What is being asked -> All of the records listed below should be retyped exactly.

Dataset ->
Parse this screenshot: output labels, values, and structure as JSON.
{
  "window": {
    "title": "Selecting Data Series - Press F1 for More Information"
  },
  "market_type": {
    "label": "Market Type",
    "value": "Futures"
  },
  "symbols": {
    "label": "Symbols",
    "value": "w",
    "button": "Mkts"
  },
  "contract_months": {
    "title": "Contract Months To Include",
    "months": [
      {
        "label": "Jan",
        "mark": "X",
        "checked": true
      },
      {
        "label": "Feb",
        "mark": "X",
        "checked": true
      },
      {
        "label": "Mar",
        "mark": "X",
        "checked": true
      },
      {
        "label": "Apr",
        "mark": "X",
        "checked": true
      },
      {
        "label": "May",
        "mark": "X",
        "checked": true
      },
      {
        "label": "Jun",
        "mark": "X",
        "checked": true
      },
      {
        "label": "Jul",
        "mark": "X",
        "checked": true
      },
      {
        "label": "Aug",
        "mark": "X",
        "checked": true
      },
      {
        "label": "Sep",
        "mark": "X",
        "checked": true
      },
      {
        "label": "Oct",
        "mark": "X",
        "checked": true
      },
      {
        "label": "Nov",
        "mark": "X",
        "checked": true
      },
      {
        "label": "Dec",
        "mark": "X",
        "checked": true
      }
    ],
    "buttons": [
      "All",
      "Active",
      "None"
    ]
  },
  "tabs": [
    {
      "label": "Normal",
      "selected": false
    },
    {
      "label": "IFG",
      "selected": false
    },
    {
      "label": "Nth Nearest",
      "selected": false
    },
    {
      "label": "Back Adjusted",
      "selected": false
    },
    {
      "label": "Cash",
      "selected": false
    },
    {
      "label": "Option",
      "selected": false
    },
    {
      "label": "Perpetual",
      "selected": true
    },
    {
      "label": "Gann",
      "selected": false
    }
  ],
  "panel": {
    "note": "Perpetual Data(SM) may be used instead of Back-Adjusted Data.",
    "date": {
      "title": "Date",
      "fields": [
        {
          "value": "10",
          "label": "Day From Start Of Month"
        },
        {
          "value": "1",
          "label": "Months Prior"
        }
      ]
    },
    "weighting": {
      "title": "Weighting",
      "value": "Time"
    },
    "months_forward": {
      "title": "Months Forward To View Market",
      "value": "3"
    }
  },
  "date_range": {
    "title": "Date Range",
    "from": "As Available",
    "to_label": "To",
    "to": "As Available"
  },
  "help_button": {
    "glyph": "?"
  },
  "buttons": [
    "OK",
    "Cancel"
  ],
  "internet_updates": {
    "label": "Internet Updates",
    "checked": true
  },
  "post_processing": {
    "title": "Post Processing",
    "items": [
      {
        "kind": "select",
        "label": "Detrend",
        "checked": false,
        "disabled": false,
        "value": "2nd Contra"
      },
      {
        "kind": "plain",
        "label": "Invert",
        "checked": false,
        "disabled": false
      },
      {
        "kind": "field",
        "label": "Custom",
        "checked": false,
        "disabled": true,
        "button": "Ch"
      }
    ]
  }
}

Output below ->
Parse this screenshot: output labels, values, and structure as JSON.
{
  "window": {
    "title": "Selecting Data Series - Press F1 for More Information"
  },
  "market_type": {
    "label": "Market Type",
    "value": "Futures"
  },
  "symbols": {
    "label": "Symbols",
    "value": "w",
    "button": "Mkts"
  },
  "contract_months": {
    "title": "Contract Months To Include",
    "months": [
      {
        "label": "Jan",
        "mark": "X",
        "checked": true
      },
      {
        "label": "Feb",
        "mark": "X",
        "checked": true
      },
      {
        "label": "Mar",
        "mark": "X",
        "checked": true
      },
      {
        "label": "Apr",
        "mark": "X",
        "checked": true
      },
      {
        "label": "May",
        "mark": "X",
        "checked": true
      },
      {
        "label": "Jun",
        "mark": "X",
        "checked": true
      },
      {
        "label": "Jul",
        "mark": "X",
        "checked": true
      },
      {
        "label": "Aug",
        "mark": "X",
        "checked": true
      },
      {
        "label": "Sep",
        "mark": "X",
        "checked": true
      },
      {
        "label": "Oct",
        "mark": "X",
        "checked": true
      },
      {
        "label": "Nov",
        "mark": "X",
        "checked": true
      },
      {
        "label": "Dec",
        "mark": "X",
        "checked": true
      }
    ],
    "buttons": [
      "All",
      "Active",
      "None"
    ]
  },
  "tabs": [
    {
      "label": "Normal",
      "selected": false
    },
    {
      "label": "IFG",
      "selected": false
    },
    {
      "label": "Nth Nearest",
      "selected": false
    },
    {
      "label": "Back Adjusted",
      "selected": false
    },
    {
      "label": "Cash",
      "selected": false
    },
    {
      "label": "Option",
      "selected": false
    },
    {
      "label": "Perpetual",
      "selected": true
    },
    {
      "label": "Gann",
      "selected": false
    }
  ],
  "panel": {
    "note": "Perpetual Data(SM) may be used instead of Back-Adjusted Data.",
    "date": {
      "title": "Date",
      "fields": [
        {
          "value": "10",
          "label": "Day From Start Of Month"
        },
        {
          "value": "1",
          "label": "Months Prior"
        }
      ]
    },
    "weighting": {
      "title": "Weighting",
      "value": "Time"
    },
    "months_forward": {
      "title": "Months Forward To View Market",
      "value": "3"
    }
  },
  "date_range": {
    "title": "Date Range",
    "from": "As Available",
    "to_label": "To",
    "to": "As Available"
  },
  "help_button": {
    "glyph": "?"
  },
  "buttons": [
    "OK",
    "Cancel"
  ],
  "internet_updates": {
    "label": "Internet Updates",
    "checked": true
  },
  "post_processing": {
    "title": "Post Processing",
    "items": [
      {
        "kind": "select",
        "label": "Detrend",
        "checked": false,
        "disabled": false,
        "value": "2nd Contra"
      },
      {
        "kind": "plain",
        "label": "Invert",
        "checked": false,
        "disabled": false
      },
      {
        "kind": "field",
        "label": "Custom",
        "checked": false,
        "disabled": true,
        "button": "Ch"
      }
    ]
  }
}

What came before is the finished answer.